** Start Data records **

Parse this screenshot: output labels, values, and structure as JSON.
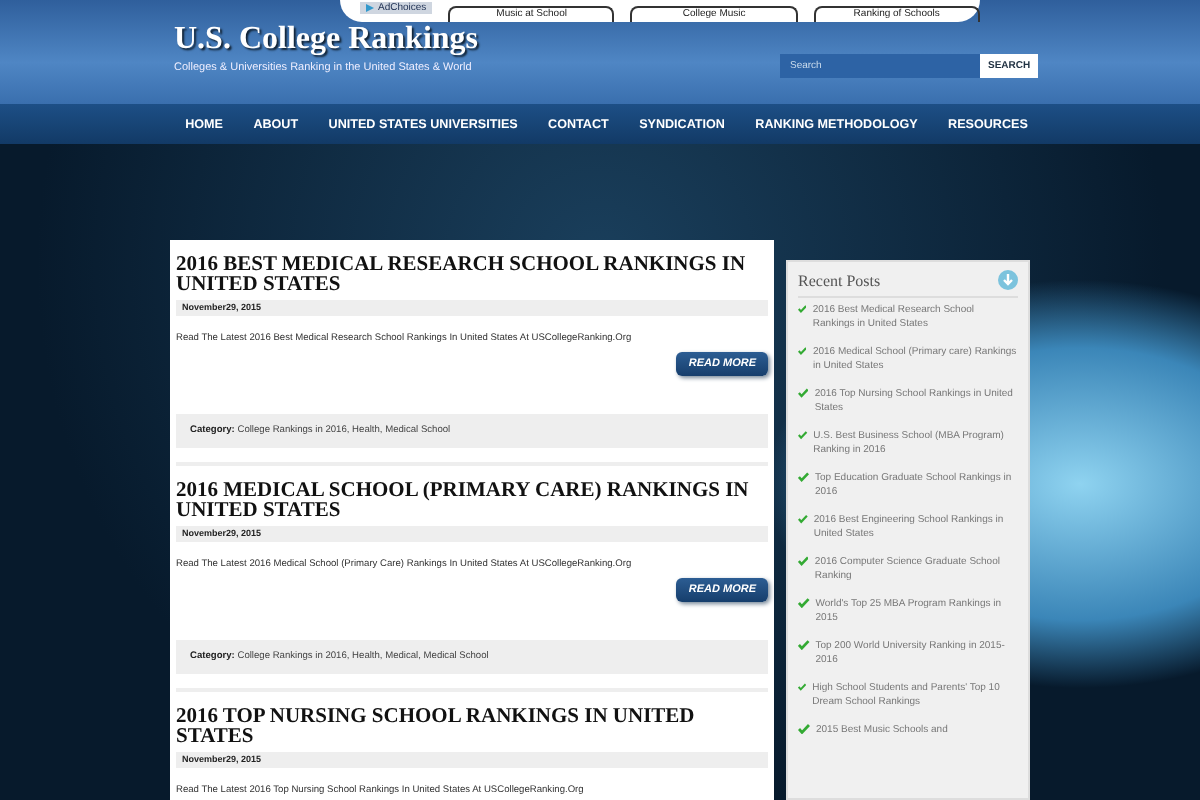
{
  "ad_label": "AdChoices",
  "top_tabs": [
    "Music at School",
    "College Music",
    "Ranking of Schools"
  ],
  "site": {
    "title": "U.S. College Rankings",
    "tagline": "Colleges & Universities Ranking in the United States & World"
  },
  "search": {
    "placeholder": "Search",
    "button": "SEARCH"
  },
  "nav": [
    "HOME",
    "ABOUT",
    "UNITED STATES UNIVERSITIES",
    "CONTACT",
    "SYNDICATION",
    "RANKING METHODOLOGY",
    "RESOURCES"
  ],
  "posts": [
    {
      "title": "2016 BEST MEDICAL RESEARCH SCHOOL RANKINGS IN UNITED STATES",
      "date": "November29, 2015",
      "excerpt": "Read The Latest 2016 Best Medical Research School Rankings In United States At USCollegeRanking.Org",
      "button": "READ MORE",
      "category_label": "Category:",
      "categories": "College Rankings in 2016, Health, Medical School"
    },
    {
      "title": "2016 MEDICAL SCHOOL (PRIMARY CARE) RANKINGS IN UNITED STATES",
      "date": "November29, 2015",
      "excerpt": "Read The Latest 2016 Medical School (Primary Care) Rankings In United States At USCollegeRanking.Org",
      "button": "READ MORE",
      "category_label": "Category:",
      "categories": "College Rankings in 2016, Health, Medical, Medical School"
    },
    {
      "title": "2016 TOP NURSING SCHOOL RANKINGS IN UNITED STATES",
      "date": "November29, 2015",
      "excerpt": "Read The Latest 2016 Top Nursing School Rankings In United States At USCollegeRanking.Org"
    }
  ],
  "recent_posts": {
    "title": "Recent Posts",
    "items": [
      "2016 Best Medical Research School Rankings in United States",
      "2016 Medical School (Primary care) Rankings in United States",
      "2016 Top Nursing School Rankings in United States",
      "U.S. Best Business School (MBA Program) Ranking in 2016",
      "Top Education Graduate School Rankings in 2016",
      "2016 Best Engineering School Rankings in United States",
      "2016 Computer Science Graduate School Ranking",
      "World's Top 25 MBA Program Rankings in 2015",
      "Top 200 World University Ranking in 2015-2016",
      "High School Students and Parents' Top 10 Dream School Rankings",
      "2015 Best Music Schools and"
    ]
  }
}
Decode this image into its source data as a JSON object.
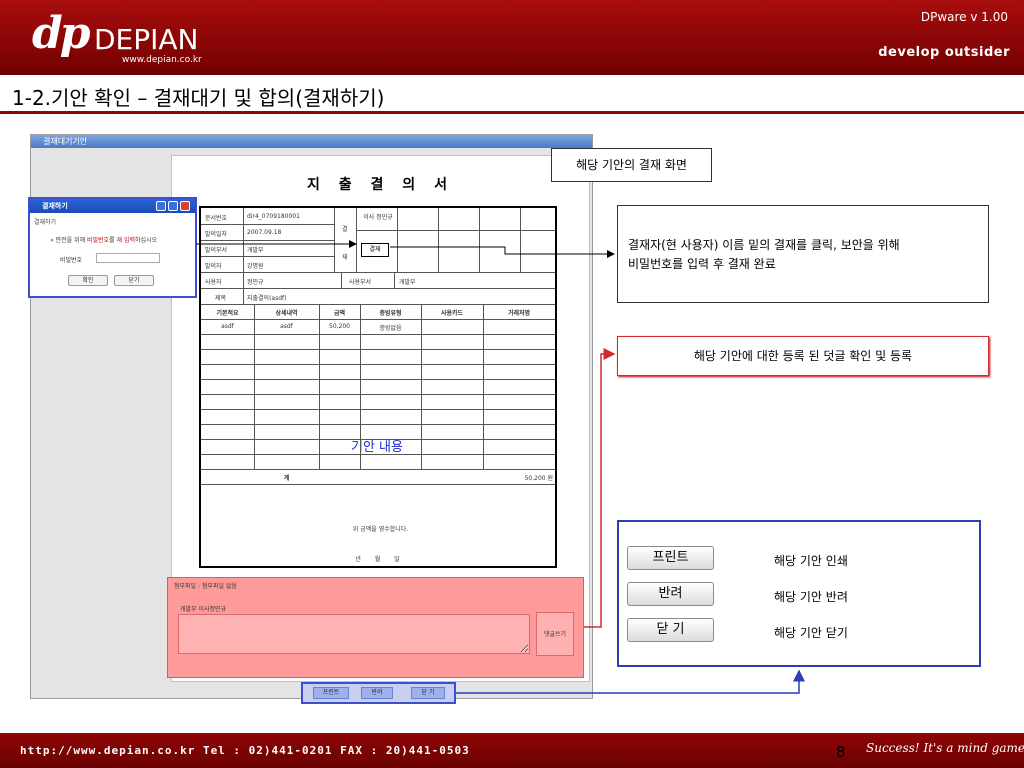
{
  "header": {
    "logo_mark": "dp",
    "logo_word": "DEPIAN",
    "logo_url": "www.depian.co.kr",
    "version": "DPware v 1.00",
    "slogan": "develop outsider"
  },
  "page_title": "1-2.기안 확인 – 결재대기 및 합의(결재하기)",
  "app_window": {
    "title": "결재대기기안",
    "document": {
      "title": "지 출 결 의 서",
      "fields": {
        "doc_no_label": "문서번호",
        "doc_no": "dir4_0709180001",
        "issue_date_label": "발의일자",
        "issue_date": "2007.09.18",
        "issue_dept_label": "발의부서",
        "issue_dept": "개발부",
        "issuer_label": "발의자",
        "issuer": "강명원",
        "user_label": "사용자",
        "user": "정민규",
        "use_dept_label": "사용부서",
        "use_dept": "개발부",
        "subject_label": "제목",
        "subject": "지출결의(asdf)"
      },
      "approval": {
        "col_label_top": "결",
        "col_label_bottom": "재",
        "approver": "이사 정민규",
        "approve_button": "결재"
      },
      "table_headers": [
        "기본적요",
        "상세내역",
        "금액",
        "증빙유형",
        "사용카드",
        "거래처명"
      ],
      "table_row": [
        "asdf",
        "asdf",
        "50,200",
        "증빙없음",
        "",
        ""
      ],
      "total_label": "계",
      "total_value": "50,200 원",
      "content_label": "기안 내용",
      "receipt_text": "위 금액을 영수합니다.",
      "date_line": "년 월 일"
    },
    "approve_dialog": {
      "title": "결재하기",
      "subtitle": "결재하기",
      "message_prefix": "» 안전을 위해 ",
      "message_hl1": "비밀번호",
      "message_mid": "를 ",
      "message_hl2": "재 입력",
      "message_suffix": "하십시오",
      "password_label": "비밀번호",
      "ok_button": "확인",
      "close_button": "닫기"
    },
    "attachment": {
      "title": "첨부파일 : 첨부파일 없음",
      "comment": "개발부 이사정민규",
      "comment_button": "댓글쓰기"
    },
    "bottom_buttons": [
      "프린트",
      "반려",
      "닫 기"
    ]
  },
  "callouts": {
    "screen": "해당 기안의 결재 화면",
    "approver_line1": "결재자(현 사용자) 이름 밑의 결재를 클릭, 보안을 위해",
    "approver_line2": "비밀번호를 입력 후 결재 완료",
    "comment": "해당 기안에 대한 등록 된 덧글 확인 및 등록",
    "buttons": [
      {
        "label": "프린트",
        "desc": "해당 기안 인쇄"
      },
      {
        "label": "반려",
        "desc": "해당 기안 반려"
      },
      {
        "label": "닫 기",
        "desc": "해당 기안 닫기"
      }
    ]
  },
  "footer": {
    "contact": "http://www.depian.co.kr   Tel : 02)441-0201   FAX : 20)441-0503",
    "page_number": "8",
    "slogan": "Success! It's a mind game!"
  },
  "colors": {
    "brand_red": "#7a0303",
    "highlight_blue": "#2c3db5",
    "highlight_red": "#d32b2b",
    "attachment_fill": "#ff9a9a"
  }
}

** End Data records **

To do:
Repeat the material above in full and unchanged, minus its images.

Solution to this exercise:
Parse this screenshot: output labels, values, and structure as JSON.
{
  "ad_label": "AdChoices",
  "top_tabs": [
    "Music at School",
    "College Music",
    "Ranking of Schools"
  ],
  "site": {
    "title": "U.S. College Rankings",
    "tagline": "Colleges & Universities Ranking in the United States & World"
  },
  "search": {
    "placeholder": "Search",
    "button": "SEARCH"
  },
  "nav": [
    "HOME",
    "ABOUT",
    "UNITED STATES UNIVERSITIES",
    "CONTACT",
    "SYNDICATION",
    "RANKING METHODOLOGY",
    "RESOURCES"
  ],
  "posts": [
    {
      "title": "2016 BEST MEDICAL RESEARCH SCHOOL RANKINGS IN UNITED STATES",
      "date": "November29, 2015",
      "excerpt": "Read The Latest 2016 Best Medical Research School Rankings In United States At USCollegeRanking.Org",
      "button": "READ MORE",
      "category_label": "Category:",
      "categories": "College Rankings in 2016, Health, Medical School"
    },
    {
      "title": "2016 MEDICAL SCHOOL (PRIMARY CARE) RANKINGS IN UNITED STATES",
      "date": "November29, 2015",
      "excerpt": "Read The Latest 2016 Medical School (Primary Care) Rankings In United States At USCollegeRanking.Org",
      "button": "READ MORE",
      "category_label": "Category:",
      "categories": "College Rankings in 2016, Health, Medical, Medical School"
    },
    {
      "title": "2016 TOP NURSING SCHOOL RANKINGS IN UNITED STATES",
      "date": "November29, 2015",
      "excerpt": "Read The Latest 2016 Top Nursing School Rankings In United States At USCollegeRanking.Org"
    }
  ],
  "recent_posts": {
    "title": "Recent Posts",
    "items": [
      "2016 Best Medical Research School Rankings in United States",
      "2016 Medical School (Primary care) Rankings in United States",
      "2016 Top Nursing School Rankings in United States",
      "U.S. Best Business School (MBA Program) Ranking in 2016",
      "Top Education Graduate School Rankings in 2016",
      "2016 Best Engineering School Rankings in United States",
      "2016 Computer Science Graduate School Ranking",
      "World's Top 25 MBA Program Rankings in 2015",
      "Top 200 World University Ranking in 2015-2016",
      "High School Students and Parents' Top 10 Dream School Rankings",
      "2015 Best Music Schools and"
    ]
  }
}
Decode this image into its source data as a JSON object.
{
  "header": {
    "logo_mark": "dp",
    "logo_word": "DEPIAN",
    "logo_url": "www.depian.co.kr",
    "version": "DPware v 1.00",
    "slogan": "develop outsider"
  },
  "page_title": "1-2.기안 확인 – 결재대기 및 합의(결재하기)",
  "app_window": {
    "title": "결재대기기안",
    "document": {
      "title": "지 출 결 의 서",
      "fields": {
        "doc_no_label": "문서번호",
        "doc_no": "dir4_0709180001",
        "issue_date_label": "발의일자",
        "issue_date": "2007.09.18",
        "issue_dept_label": "발의부서",
        "issue_dept": "개발부",
        "issuer_label": "발의자",
        "issuer": "강명원",
        "user_label": "사용자",
        "user": "정민규",
        "use_dept_label": "사용부서",
        "use_dept": "개발부",
        "subject_label": "제목",
        "subject": "지출결의(asdf)"
      },
      "approval": {
        "col_label_top": "결",
        "col_label_bottom": "재",
        "approver": "이사 정민규",
        "approve_button": "결재"
      },
      "table_headers": [
        "기본적요",
        "상세내역",
        "금액",
        "증빙유형",
        "사용카드",
        "거래처명"
      ],
      "table_row": [
        "asdf",
        "asdf",
        "50,200",
        "증빙없음",
        "",
        ""
      ],
      "total_label": "계",
      "total_value": "50,200 원",
      "content_label": "기안 내용",
      "receipt_text": "위 금액을 영수합니다.",
      "date_line": "년 월 일"
    },
    "approve_dialog": {
      "title": "결재하기",
      "subtitle": "결재하기",
      "message_prefix": "» 안전을 위해 ",
      "message_hl1": "비밀번호",
      "message_mid": "를 ",
      "message_hl2": "재 입력",
      "message_suffix": "하십시오",
      "password_label": "비밀번호",
      "ok_button": "확인",
      "close_button": "닫기"
    },
    "attachment": {
      "title": "첨부파일 : 첨부파일 없음",
      "comment": "개발부 이사정민규",
      "comment_button": "댓글쓰기"
    },
    "bottom_buttons": [
      "프린트",
      "반려",
      "닫 기"
    ]
  },
  "callouts": {
    "screen": "해당 기안의 결재 화면",
    "approver_line1": "결재자(현 사용자) 이름 밑의 결재를 클릭, 보안을 위해",
    "approver_line2": "비밀번호를 입력 후 결재 완료",
    "comment": "해당 기안에 대한 등록 된 덧글 확인 및 등록",
    "buttons": [
      {
        "label": "프린트",
        "desc": "해당 기안 인쇄"
      },
      {
        "label": "반려",
        "desc": "해당 기안 반려"
      },
      {
        "label": "닫 기",
        "desc": "해당 기안 닫기"
      }
    ]
  },
  "footer": {
    "contact": "http://www.depian.co.kr   Tel : 02)441-0201   FAX : 20)441-0503",
    "page_number": "8",
    "slogan": "Success! It's a mind game!"
  },
  "colors": {
    "brand_red": "#7a0303",
    "highlight_blue": "#2c3db5",
    "highlight_red": "#d32b2b",
    "attachment_fill": "#ff9a9a"
  }
}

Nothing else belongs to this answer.